→ **Stated exercise**: Each entry in the listing below should be restated word for word.

→ **Extracted data**:
--------------------------------------------------

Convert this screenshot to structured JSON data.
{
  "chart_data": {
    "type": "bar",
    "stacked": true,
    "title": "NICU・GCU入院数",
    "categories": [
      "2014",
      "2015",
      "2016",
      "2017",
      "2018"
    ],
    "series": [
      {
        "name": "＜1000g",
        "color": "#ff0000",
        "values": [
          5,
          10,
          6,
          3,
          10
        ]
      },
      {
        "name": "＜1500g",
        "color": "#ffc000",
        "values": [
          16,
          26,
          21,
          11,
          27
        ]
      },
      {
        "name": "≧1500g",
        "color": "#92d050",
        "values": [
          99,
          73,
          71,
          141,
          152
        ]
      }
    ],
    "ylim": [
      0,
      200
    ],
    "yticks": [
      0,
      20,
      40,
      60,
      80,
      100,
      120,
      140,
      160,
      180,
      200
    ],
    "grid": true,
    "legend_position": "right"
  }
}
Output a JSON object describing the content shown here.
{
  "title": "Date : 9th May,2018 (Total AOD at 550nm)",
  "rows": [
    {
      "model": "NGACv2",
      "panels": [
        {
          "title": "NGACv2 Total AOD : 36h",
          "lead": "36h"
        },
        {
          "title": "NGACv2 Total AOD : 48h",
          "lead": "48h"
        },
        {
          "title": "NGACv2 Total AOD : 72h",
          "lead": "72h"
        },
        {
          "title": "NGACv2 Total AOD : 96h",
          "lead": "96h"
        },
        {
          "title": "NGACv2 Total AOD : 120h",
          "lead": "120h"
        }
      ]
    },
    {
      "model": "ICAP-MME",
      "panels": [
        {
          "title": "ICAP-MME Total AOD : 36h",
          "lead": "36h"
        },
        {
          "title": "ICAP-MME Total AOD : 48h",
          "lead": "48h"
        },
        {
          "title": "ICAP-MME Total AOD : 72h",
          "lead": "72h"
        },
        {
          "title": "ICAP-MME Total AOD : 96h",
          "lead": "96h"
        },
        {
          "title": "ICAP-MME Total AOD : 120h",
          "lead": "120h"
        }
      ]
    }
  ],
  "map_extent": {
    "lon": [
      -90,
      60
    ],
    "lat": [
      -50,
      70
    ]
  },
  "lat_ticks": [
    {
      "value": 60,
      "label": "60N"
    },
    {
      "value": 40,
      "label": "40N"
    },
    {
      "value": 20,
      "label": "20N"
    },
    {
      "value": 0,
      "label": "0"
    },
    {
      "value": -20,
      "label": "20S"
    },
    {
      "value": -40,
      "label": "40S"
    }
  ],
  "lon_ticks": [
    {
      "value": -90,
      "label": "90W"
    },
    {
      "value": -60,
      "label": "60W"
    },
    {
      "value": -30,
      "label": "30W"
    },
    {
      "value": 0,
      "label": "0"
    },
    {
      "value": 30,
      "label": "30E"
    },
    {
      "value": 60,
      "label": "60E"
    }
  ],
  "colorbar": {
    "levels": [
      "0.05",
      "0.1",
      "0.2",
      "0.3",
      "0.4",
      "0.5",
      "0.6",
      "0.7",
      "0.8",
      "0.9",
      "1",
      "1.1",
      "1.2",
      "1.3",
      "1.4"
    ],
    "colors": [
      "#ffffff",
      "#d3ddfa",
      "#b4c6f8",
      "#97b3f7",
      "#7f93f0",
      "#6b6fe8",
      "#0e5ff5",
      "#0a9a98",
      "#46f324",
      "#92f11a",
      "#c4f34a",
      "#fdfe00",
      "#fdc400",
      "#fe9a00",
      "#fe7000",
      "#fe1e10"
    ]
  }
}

--------------------------------------------------

→ **Written solution**:
Convert this screenshot to structured JSON data.
{
  "chart_data": {
    "type": "bar",
    "stacked": true,
    "title": "NICU・GCU入院数",
    "categories": [
      "2014",
      "2015",
      "2016",
      "2017",
      "2018"
    ],
    "series": [
      {
        "name": "＜1000g",
        "color": "#ff0000",
        "values": [
          5,
          10,
          6,
          3,
          10
        ]
      },
      {
        "name": "＜1500g",
        "color": "#ffc000",
        "values": [
          16,
          26,
          21,
          11,
          27
        ]
      },
      {
        "name": "≧1500g",
        "color": "#92d050",
        "values": [
          99,
          73,
          71,
          141,
          152
        ]
      }
    ],
    "ylim": [
      0,
      200
    ],
    "yticks": [
      0,
      20,
      40,
      60,
      80,
      100,
      120,
      140,
      160,
      180,
      200
    ],
    "grid": true,
    "legend_position": "right"
  }
}
Output a JSON object describing the content shown here.
{
  "title": "Date : 9th May,2018 (Total AOD at 550nm)",
  "rows": [
    {
      "model": "NGACv2",
      "panels": [
        {
          "title": "NGACv2 Total AOD : 36h",
          "lead": "36h"
        },
        {
          "title": "NGACv2 Total AOD : 48h",
          "lead": "48h"
        },
        {
          "title": "NGACv2 Total AOD : 72h",
          "lead": "72h"
        },
        {
          "title": "NGACv2 Total AOD : 96h",
          "lead": "96h"
        },
        {
          "title": "NGACv2 Total AOD : 120h",
          "lead": "120h"
        }
      ]
    },
    {
      "model": "ICAP-MME",
      "panels": [
        {
          "title": "ICAP-MME Total AOD : 36h",
          "lead": "36h"
        },
        {
          "title": "ICAP-MME Total AOD : 48h",
          "lead": "48h"
        },
        {
          "title": "ICAP-MME Total AOD : 72h",
          "lead": "72h"
        },
        {
          "title": "ICAP-MME Total AOD : 96h",
          "lead": "96h"
        },
        {
          "title": "ICAP-MME Total AOD : 120h",
          "lead": "120h"
        }
      ]
    }
  ],
  "map_extent": {
    "lon": [
      -90,
      60
    ],
    "lat": [
      -50,
      70
    ]
  },
  "lat_ticks": [
    {
      "value": 60,
      "label": "60N"
    },
    {
      "value": 40,
      "label": "40N"
    },
    {
      "value": 20,
      "label": "20N"
    },
    {
      "value": 0,
      "label": "0"
    },
    {
      "value": -20,
      "label": "20S"
    },
    {
      "value": -40,
      "label": "40S"
    }
  ],
  "lon_ticks": [
    {
      "value": -90,
      "label": "90W"
    },
    {
      "value": -60,
      "label": "60W"
    },
    {
      "value": -30,
      "label": "30W"
    },
    {
      "value": 0,
      "label": "0"
    },
    {
      "value": 30,
      "label": "30E"
    },
    {
      "value": 60,
      "label": "60E"
    }
  ],
  "colorbar": {
    "levels": [
      "0.05",
      "0.1",
      "0.2",
      "0.3",
      "0.4",
      "0.5",
      "0.6",
      "0.7",
      "0.8",
      "0.9",
      "1",
      "1.1",
      "1.2",
      "1.3",
      "1.4"
    ],
    "colors": [
      "#ffffff",
      "#d3ddfa",
      "#b4c6f8",
      "#97b3f7",
      "#7f93f0",
      "#6b6fe8",
      "#0e5ff5",
      "#0a9a98",
      "#46f324",
      "#92f11a",
      "#c4f34a",
      "#fdfe00",
      "#fdc400",
      "#fe9a00",
      "#fe7000",
      "#fe1e10"
    ]
  }
}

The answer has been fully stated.